### TASK STATEMENT
Reproduce all entries precisely, down to the last character.

______

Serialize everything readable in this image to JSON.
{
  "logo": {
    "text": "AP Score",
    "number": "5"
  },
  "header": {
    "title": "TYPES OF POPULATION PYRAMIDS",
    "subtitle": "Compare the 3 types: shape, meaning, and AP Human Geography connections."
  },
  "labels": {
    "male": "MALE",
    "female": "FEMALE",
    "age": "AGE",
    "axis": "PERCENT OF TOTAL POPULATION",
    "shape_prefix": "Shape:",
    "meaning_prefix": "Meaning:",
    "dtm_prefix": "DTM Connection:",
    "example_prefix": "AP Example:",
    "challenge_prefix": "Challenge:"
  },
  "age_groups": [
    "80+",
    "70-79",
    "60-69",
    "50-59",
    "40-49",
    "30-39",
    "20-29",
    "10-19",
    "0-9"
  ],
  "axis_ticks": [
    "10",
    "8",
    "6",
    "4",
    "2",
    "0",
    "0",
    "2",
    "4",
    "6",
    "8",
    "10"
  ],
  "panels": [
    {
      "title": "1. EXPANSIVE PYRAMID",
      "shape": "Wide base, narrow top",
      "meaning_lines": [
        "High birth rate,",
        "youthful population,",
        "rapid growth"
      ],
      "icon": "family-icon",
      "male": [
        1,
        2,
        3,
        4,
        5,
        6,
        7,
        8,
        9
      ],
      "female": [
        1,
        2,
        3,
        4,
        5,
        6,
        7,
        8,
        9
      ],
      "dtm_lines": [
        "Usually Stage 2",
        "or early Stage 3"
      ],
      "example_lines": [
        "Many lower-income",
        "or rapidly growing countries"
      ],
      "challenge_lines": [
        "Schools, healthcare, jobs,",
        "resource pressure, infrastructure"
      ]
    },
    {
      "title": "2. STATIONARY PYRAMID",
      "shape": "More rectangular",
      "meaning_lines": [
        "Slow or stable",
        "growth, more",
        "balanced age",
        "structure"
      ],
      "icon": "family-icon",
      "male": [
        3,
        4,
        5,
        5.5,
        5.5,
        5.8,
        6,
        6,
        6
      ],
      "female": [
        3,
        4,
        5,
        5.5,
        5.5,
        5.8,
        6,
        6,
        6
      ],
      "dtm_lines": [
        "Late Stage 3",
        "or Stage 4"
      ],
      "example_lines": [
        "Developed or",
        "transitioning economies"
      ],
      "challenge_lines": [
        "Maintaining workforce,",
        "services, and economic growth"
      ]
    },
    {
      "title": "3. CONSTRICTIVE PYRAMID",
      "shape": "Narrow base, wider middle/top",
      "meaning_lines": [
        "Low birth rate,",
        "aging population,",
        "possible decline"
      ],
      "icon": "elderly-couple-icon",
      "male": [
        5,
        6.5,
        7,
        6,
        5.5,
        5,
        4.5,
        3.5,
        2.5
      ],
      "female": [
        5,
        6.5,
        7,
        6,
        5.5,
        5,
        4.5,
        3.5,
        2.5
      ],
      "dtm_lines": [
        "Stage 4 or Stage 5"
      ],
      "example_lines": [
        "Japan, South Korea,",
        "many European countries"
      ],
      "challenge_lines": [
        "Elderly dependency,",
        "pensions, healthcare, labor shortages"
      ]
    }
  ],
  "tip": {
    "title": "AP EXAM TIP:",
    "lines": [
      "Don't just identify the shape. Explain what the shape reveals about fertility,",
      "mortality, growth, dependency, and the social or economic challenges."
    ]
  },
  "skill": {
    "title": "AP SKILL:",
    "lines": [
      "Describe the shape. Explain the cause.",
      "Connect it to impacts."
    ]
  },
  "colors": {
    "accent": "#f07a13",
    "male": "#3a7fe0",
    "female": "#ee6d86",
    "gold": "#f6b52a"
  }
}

______

### OUTPUT OF THE EXERCISE
Serialize everything readable in this image to JSON.
{
  "logo": {
    "text": "AP Score",
    "number": "5"
  },
  "header": {
    "title": "TYPES OF POPULATION PYRAMIDS",
    "subtitle": "Compare the 3 types: shape, meaning, and AP Human Geography connections."
  },
  "labels": {
    "male": "MALE",
    "female": "FEMALE",
    "age": "AGE",
    "axis": "PERCENT OF TOTAL POPULATION",
    "shape_prefix": "Shape:",
    "meaning_prefix": "Meaning:",
    "dtm_prefix": "DTM Connection:",
    "example_prefix": "AP Example:",
    "challenge_prefix": "Challenge:"
  },
  "age_groups": [
    "80+",
    "70-79",
    "60-69",
    "50-59",
    "40-49",
    "30-39",
    "20-29",
    "10-19",
    "0-9"
  ],
  "axis_ticks": [
    "10",
    "8",
    "6",
    "4",
    "2",
    "0",
    "0",
    "2",
    "4",
    "6",
    "8",
    "10"
  ],
  "panels": [
    {
      "title": "1. EXPANSIVE PYRAMID",
      "shape": "Wide base, narrow top",
      "meaning_lines": [
        "High birth rate,",
        "youthful population,",
        "rapid growth"
      ],
      "icon": "family-icon",
      "male": [
        1,
        2,
        3,
        4,
        5,
        6,
        7,
        8,
        9
      ],
      "female": [
        1,
        2,
        3,
        4,
        5,
        6,
        7,
        8,
        9
      ],
      "dtm_lines": [
        "Usually Stage 2",
        "or early Stage 3"
      ],
      "example_lines": [
        "Many lower-income",
        "or rapidly growing countries"
      ],
      "challenge_lines": [
        "Schools, healthcare, jobs,",
        "resource pressure, infrastructure"
      ]
    },
    {
      "title": "2. STATIONARY PYRAMID",
      "shape": "More rectangular",
      "meaning_lines": [
        "Slow or stable",
        "growth, more",
        "balanced age",
        "structure"
      ],
      "icon": "family-icon",
      "male": [
        3,
        4,
        5,
        5.5,
        5.5,
        5.8,
        6,
        6,
        6
      ],
      "female": [
        3,
        4,
        5,
        5.5,
        5.5,
        5.8,
        6,
        6,
        6
      ],
      "dtm_lines": [
        "Late Stage 3",
        "or Stage 4"
      ],
      "example_lines": [
        "Developed or",
        "transitioning economies"
      ],
      "challenge_lines": [
        "Maintaining workforce,",
        "services, and economic growth"
      ]
    },
    {
      "title": "3. CONSTRICTIVE PYRAMID",
      "shape": "Narrow base, wider middle/top",
      "meaning_lines": [
        "Low birth rate,",
        "aging population,",
        "possible decline"
      ],
      "icon": "elderly-couple-icon",
      "male": [
        5,
        6.5,
        7,
        6,
        5.5,
        5,
        4.5,
        3.5,
        2.5
      ],
      "female": [
        5,
        6.5,
        7,
        6,
        5.5,
        5,
        4.5,
        3.5,
        2.5
      ],
      "dtm_lines": [
        "Stage 4 or Stage 5"
      ],
      "example_lines": [
        "Japan, South Korea,",
        "many European countries"
      ],
      "challenge_lines": [
        "Elderly dependency,",
        "pensions, healthcare, labor shortages"
      ]
    }
  ],
  "tip": {
    "title": "AP EXAM TIP:",
    "lines": [
      "Don't just identify the shape. Explain what the shape reveals about fertility,",
      "mortality, growth, dependency, and the social or economic challenges."
    ]
  },
  "skill": {
    "title": "AP SKILL:",
    "lines": [
      "Describe the shape. Explain the cause.",
      "Connect it to impacts."
    ]
  },
  "colors": {
    "accent": "#f07a13",
    "male": "#3a7fe0",
    "female": "#ee6d86",
    "gold": "#f6b52a"
  }
}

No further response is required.